>> start Recorded data
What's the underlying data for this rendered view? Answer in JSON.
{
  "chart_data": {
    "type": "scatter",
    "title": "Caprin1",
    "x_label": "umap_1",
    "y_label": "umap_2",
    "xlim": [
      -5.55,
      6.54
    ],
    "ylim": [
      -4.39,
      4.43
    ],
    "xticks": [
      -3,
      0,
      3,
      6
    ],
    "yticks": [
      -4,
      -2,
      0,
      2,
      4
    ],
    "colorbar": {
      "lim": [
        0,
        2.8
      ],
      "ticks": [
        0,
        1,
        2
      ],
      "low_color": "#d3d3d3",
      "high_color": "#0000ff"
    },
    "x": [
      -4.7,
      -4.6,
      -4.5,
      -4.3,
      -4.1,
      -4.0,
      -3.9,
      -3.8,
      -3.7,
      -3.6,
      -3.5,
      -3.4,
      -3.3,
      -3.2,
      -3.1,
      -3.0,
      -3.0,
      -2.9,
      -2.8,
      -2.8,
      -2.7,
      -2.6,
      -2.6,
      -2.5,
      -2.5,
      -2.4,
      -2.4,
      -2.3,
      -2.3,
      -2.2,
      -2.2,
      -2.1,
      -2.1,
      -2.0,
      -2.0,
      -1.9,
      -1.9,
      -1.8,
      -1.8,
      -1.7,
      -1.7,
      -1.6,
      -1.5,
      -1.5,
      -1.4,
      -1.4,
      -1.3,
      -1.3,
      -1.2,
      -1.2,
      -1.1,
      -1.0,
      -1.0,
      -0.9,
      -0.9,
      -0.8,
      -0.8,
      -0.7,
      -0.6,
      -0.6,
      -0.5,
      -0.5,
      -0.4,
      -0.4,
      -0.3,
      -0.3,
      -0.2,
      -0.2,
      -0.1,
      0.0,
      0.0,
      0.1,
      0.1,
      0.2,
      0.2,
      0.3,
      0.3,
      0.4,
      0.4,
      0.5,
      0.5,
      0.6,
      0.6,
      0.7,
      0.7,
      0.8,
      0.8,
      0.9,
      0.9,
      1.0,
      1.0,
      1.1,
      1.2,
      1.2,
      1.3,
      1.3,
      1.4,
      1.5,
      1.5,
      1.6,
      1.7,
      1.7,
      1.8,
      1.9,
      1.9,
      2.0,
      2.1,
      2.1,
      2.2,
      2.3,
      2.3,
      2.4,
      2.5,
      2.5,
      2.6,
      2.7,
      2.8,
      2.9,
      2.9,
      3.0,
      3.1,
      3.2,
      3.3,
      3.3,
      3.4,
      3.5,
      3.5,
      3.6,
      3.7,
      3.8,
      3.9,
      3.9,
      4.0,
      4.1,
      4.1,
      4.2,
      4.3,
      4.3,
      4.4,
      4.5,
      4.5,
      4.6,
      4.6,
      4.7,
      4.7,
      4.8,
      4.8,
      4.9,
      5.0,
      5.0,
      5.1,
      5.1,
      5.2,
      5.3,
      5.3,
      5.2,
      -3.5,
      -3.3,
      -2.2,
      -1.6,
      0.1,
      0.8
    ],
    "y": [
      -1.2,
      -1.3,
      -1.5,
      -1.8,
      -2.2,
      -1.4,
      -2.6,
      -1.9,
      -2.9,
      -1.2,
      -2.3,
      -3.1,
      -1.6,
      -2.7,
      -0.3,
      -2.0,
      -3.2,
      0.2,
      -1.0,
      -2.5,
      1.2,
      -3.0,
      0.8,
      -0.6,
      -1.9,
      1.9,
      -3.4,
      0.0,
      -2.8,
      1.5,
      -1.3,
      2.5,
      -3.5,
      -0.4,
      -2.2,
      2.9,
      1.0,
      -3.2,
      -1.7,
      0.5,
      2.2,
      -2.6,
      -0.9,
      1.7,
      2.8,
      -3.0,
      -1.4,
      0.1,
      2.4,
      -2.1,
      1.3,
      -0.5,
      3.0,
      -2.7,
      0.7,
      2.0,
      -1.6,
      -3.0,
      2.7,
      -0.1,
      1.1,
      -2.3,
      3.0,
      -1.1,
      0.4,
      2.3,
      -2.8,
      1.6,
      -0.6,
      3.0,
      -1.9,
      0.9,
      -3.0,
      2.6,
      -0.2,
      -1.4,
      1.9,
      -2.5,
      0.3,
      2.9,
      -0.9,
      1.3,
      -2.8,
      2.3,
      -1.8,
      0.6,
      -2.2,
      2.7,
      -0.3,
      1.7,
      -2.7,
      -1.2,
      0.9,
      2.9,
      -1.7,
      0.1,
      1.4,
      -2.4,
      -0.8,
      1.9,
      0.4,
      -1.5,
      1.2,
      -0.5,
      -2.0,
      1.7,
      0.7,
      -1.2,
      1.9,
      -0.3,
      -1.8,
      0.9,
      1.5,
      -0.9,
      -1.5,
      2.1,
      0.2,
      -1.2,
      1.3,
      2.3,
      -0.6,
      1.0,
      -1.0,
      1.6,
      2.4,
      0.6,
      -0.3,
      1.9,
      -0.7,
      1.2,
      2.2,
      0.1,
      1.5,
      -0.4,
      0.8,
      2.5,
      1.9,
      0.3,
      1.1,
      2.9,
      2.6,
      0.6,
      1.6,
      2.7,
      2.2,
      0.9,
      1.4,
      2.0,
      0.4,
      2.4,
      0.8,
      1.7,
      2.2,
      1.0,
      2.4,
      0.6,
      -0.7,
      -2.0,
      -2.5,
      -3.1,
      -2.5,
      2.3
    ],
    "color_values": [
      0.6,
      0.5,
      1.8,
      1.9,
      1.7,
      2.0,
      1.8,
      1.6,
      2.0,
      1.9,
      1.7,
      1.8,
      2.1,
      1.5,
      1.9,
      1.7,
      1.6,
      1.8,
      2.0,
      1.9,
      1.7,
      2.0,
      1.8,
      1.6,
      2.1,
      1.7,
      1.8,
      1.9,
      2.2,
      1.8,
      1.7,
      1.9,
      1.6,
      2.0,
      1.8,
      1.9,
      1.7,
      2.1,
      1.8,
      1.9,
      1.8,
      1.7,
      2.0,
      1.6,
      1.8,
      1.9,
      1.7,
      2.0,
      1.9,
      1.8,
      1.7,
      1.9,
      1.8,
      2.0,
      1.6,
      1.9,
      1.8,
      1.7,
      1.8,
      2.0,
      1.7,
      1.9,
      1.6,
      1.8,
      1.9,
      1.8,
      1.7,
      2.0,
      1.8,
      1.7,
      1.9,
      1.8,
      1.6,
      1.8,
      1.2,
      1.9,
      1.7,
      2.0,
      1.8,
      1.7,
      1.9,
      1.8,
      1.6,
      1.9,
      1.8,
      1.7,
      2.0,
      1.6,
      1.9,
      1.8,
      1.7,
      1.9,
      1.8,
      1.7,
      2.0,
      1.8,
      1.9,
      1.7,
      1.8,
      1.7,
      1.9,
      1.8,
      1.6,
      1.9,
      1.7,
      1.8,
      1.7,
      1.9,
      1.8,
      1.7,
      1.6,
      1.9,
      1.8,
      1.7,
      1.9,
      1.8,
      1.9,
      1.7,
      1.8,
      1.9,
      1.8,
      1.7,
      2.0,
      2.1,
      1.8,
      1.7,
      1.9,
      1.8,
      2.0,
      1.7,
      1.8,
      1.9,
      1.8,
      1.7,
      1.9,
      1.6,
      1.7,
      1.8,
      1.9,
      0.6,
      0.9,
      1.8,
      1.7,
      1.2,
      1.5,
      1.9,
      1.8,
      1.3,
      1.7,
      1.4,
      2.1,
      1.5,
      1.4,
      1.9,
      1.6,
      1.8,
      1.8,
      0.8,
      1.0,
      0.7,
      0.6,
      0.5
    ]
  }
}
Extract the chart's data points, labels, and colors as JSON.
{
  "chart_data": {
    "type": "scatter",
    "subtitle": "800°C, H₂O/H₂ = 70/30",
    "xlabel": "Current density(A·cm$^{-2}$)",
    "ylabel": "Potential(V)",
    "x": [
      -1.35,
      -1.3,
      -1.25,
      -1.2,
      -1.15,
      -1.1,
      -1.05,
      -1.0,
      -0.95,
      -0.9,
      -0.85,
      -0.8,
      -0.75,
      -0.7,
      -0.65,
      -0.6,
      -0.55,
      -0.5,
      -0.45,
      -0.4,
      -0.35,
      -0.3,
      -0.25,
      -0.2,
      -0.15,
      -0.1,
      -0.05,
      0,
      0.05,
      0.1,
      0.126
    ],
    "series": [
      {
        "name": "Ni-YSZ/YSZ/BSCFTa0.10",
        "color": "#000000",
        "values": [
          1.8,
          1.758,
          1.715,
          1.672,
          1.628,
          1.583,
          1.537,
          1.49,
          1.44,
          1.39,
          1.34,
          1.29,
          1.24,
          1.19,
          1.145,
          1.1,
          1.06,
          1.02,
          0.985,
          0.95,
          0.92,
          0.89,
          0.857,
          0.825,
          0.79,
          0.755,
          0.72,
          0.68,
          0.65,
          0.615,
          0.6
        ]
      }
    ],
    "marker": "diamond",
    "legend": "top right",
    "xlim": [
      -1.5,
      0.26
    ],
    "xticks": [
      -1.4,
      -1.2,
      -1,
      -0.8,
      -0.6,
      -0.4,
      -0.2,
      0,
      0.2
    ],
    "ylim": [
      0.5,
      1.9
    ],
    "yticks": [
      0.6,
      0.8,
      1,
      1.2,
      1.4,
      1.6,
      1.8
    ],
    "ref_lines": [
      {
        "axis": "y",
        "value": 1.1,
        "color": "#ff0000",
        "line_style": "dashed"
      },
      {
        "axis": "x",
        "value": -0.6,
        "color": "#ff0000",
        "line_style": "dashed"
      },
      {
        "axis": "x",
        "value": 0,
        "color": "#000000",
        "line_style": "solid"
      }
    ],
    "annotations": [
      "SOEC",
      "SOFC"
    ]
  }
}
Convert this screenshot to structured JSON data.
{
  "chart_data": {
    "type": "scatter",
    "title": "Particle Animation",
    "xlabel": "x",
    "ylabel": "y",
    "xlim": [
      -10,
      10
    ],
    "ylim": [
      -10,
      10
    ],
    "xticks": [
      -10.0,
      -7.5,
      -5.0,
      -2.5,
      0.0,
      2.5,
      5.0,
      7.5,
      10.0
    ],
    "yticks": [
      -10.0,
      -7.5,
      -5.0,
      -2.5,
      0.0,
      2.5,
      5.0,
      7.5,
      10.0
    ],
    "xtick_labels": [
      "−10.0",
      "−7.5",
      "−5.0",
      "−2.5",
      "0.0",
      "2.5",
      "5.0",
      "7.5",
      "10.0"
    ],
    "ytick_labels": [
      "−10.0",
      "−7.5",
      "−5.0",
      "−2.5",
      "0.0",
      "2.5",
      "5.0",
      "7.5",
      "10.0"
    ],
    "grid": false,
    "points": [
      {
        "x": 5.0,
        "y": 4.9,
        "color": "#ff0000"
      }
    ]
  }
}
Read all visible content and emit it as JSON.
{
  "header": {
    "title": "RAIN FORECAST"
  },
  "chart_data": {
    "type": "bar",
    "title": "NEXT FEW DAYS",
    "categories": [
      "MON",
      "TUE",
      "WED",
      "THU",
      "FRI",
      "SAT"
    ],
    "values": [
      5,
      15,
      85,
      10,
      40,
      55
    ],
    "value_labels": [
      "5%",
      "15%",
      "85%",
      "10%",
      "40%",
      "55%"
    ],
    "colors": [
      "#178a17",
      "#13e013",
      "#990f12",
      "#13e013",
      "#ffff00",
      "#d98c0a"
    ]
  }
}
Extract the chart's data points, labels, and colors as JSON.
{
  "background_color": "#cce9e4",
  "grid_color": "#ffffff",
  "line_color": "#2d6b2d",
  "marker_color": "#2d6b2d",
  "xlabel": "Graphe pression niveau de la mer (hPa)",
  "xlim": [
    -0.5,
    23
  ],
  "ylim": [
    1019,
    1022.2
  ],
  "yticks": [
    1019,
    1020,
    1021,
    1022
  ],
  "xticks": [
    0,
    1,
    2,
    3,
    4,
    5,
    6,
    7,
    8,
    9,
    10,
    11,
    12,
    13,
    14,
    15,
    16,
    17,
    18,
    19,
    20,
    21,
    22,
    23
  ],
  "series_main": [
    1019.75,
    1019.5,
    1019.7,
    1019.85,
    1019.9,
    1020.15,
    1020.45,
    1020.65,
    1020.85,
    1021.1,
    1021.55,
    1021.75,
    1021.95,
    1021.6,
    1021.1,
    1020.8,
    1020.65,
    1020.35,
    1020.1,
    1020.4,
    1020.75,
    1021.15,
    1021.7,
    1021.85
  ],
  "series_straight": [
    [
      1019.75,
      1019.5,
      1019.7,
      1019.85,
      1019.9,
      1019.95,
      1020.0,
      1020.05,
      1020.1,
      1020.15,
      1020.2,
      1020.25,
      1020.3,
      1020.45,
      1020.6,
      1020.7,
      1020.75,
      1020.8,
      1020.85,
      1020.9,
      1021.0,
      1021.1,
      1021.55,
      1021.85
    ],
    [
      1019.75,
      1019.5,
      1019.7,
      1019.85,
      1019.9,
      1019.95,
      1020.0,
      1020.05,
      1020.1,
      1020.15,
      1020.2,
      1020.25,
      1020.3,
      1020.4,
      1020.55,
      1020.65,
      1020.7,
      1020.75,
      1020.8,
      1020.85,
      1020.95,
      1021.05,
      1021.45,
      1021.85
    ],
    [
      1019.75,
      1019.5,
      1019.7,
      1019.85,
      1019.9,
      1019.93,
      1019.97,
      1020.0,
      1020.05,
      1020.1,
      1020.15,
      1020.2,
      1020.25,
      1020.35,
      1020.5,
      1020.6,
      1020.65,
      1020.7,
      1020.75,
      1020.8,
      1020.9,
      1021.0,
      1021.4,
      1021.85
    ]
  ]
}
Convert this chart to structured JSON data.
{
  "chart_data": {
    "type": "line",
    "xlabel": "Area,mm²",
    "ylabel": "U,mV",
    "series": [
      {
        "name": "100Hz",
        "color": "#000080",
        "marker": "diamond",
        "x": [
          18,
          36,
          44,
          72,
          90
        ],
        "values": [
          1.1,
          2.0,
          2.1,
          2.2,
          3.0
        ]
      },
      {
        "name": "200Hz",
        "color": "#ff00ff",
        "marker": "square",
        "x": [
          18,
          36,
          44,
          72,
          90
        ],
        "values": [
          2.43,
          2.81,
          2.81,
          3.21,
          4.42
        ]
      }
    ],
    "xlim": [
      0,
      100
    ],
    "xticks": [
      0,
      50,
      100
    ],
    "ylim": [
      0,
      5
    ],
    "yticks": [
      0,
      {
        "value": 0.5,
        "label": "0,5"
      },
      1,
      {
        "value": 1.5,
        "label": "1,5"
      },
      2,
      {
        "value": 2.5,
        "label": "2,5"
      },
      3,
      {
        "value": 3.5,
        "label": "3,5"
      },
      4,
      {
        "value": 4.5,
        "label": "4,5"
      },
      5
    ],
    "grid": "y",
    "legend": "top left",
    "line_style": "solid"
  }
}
>> end Recorded data
#### [Requirement]
Return exactly the lines from the one containing "Convert this chart to structured JSON data." through the last line of the records above, both included, and nothing else.

#### [Solution]
Convert this chart to structured JSON data.
{
  "chart_data": {
    "type": "line",
    "xlabel": "Area,mm²",
    "ylabel": "U,mV",
    "series": [
      {
        "name": "100Hz",
        "color": "#000080",
        "marker": "diamond",
        "x": [
          18,
          36,
          44,
          72,
          90
        ],
        "values": [
          1.1,
          2.0,
          2.1,
          2.2,
          3.0
        ]
      },
      {
        "name": "200Hz",
        "color": "#ff00ff",
        "marker": "square",
        "x": [
          18,
          36,
          44,
          72,
          90
        ],
        "values": [
          2.43,
          2.81,
          2.81,
          3.21,
          4.42
        ]
      }
    ],
    "xlim": [
      0,
      100
    ],
    "xticks": [
      0,
      50,
      100
    ],
    "ylim": [
      0,
      5
    ],
    "yticks": [
      0,
      {
        "value": 0.5,
        "label": "0,5"
      },
      1,
      {
        "value": 1.5,
        "label": "1,5"
      },
      2,
      {
        "value": 2.5,
        "label": "2,5"
      },
      3,
      {
        "value": 3.5,
        "label": "3,5"
      },
      4,
      {
        "value": 4.5,
        "label": "4,5"
      },
      5
    ],
    "grid": "y",
    "legend": "top left",
    "line_style": "solid"
  }
}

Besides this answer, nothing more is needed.